### Texto de lectura

Nadie puede negar que el desaparecido autor merece un fuerte y unísono ¡príquiti-cun-cuá!, por su onomatopéyica reproducción de ese sonoro repique de bongó. Pero el tercio también merece una fanfarria doble para darle la bienvenida a la explicación que sigue, en la cual ratifica su singular apego al bongó, que naturalmente se deriva del inefable placer que él siente al tocarlo, tanto, que sería fatal si se lo quitan: ¡Ay, Dios, qué sabroso es ser bongosero!/ Si me quitan mi bongó/ ¡por mi madre que me muero!
Esto es lo que se llama una adicción percusiva (o un auténtico caso de bongomanía galopante). Pero ahora es cuando viene lo bueno, porque es el momento en que entra en escena un misterioso personaje, que no sabemos si es su yo, esotérico o espiritual, que se materializa en el solar, o si se trata de un oriental presente en el público que recibe con arrebato cada repique de su inspiración:Cuando le doy al bongó para acompañar/ el ritmo de cintura de algún son/ el pobre chino se sale/ con un chorro de emoción…
Aquí pensamos que Caignet pudo haberse fumado una lumpia gigante y que se desdobló como Jekyll y Hyde, sacando a relucir los genes de algún antepasado suyo del Imperio Celeste (o uno más cercano del propio Barrio Chino de La Habana). Si aceptamos que apenas se trata de un sujeto con ojos achinados que se le apareció de repente, en una forma un tanto enigmática, aún nos queda por develar las disímiles ocupaciones del chino en cuestión, quien, además de ser pachanguero y sentimental, parece que también es bombero, pues, ¿qué más puede significar eso de que: “el pobre chino se sale/ con un chorro de emoción”? Aún si aceptamos el asunto de la emoción y el extraño oficio, entonces nos queda por dilucidar el curioso hecho de la irregular métrica que precede su aparición, así como las metáforas cardíacas que le siguen. Si contamos los versos de la anterior y de la siguiente estrofa (que suman a once), tendremos que darle crédito a Caignet por haber inventado la décima de once versos. Pero prosigamos a ver las sorpresas cardiacas que nos depara el rítmico autor: …y más que bongó parece/ que palpita un corazón/ un corazón como el mío/ que late al ritmo del son/ cubano como el bohío/ tan cubano como el ron.

######
### Datos de estudio

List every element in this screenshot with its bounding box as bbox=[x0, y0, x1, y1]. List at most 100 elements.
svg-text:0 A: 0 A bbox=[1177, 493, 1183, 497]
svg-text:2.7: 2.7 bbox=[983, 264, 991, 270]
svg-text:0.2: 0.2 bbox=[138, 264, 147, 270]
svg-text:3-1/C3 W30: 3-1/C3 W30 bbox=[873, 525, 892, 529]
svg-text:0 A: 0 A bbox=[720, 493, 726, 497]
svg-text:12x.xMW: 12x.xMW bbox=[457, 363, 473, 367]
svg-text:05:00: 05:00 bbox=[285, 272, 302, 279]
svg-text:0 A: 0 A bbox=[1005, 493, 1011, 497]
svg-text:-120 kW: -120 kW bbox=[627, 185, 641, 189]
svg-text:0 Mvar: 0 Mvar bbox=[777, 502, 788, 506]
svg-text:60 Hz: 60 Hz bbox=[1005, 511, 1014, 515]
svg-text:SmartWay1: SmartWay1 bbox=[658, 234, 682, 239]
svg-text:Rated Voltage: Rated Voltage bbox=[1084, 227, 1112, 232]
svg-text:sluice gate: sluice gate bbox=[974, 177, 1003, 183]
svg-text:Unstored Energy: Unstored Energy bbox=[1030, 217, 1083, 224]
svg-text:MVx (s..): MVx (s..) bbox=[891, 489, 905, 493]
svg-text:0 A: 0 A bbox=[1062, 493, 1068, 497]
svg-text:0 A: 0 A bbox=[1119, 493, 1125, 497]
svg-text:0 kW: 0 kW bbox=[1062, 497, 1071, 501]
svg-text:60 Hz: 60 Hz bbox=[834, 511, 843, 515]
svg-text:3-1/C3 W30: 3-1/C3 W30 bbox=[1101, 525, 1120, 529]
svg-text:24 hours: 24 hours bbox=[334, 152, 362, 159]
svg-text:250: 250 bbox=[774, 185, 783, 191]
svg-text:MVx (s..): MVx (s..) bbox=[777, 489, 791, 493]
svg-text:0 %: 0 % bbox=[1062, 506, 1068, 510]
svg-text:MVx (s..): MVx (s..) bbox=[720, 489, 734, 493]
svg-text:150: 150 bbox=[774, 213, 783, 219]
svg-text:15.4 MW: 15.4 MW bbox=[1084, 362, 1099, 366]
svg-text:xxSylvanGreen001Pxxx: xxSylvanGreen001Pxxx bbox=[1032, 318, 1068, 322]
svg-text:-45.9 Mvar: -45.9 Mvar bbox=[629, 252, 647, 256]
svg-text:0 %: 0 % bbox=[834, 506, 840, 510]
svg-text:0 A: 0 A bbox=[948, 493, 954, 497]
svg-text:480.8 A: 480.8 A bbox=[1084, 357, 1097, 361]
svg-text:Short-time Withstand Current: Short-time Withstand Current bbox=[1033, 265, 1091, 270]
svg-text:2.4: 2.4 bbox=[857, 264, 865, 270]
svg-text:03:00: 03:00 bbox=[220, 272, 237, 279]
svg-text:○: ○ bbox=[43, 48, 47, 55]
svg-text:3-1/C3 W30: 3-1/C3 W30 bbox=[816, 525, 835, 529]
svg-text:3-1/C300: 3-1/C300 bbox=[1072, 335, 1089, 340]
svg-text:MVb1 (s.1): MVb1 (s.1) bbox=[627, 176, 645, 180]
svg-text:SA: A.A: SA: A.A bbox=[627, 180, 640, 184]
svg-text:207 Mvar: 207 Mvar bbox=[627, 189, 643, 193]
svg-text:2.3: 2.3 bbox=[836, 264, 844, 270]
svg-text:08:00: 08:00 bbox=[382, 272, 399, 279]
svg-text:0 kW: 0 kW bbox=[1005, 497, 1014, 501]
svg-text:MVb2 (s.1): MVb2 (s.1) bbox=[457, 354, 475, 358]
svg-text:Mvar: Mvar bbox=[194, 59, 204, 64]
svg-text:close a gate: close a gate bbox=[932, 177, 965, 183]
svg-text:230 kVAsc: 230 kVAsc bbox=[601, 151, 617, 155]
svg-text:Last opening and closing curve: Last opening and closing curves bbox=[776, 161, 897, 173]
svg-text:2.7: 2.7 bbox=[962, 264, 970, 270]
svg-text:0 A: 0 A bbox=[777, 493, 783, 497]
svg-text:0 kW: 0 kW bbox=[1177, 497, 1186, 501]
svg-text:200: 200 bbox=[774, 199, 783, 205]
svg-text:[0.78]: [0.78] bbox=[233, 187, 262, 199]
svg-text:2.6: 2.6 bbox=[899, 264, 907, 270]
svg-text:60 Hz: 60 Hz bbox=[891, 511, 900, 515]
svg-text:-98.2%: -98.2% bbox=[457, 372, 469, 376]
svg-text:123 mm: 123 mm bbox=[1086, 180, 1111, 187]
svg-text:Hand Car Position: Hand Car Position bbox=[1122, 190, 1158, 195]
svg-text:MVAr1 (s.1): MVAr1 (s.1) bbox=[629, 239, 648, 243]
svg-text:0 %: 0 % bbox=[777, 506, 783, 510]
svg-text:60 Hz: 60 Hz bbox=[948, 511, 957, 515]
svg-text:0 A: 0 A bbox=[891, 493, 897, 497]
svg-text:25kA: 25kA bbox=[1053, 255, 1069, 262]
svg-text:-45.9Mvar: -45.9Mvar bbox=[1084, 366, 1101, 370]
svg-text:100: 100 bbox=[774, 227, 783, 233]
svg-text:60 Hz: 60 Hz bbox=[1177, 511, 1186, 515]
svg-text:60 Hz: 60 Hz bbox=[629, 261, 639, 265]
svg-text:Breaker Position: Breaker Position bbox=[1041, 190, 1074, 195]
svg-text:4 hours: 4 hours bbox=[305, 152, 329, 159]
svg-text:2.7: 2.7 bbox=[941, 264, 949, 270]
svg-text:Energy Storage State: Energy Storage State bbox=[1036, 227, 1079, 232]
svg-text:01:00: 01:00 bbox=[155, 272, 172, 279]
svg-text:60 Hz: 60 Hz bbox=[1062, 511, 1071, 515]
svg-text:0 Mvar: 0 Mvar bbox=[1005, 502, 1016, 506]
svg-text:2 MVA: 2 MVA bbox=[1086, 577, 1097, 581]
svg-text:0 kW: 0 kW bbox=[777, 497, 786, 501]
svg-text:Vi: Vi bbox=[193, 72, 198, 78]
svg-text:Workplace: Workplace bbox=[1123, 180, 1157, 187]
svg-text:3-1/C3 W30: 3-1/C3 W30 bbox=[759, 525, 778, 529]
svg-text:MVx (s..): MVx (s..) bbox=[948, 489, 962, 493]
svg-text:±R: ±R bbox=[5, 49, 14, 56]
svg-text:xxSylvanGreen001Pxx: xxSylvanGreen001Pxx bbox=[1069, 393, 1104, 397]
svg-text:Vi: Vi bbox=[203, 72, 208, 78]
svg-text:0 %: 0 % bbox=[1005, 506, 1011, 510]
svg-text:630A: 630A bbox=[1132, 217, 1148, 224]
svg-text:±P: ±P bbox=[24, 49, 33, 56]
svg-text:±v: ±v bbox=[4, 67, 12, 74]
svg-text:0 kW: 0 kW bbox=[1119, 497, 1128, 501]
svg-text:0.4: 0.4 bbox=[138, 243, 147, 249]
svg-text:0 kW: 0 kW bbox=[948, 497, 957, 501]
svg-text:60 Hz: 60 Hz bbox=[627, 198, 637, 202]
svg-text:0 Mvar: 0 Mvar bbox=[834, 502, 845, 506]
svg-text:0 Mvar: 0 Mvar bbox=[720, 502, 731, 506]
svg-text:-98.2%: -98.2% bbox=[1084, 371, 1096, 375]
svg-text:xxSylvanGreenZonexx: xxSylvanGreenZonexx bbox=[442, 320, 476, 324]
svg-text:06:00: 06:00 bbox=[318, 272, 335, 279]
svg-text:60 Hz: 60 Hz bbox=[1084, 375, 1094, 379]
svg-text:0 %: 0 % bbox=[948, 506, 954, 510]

######

#### Tarea:
Transcribe del texto sobre el bongó el fragmento que empieza en las palabras "Nadie puede negar" y detente justo después de "que me muero!".

#### Solución:
Nadie puede negar que el desaparecido autor merece un fuerte y unísono ¡príquiti-cun-cuá!, por su onomatopéyica reproducción de ese sonoro repique de bongó. Pero el tercio también merece una fanfarria doble para darle la bienvenida a la explicación que sigue, en la cual ratifica su singular apego al bongó, que naturalmente se deriva del inefable placer que él siente al tocarlo, tanto, que sería fatal si se lo quitan: ¡Ay, Dios, qué sabroso es ser bongosero!/ Si me quitan mi bongó/ ¡por mi madre que me muero!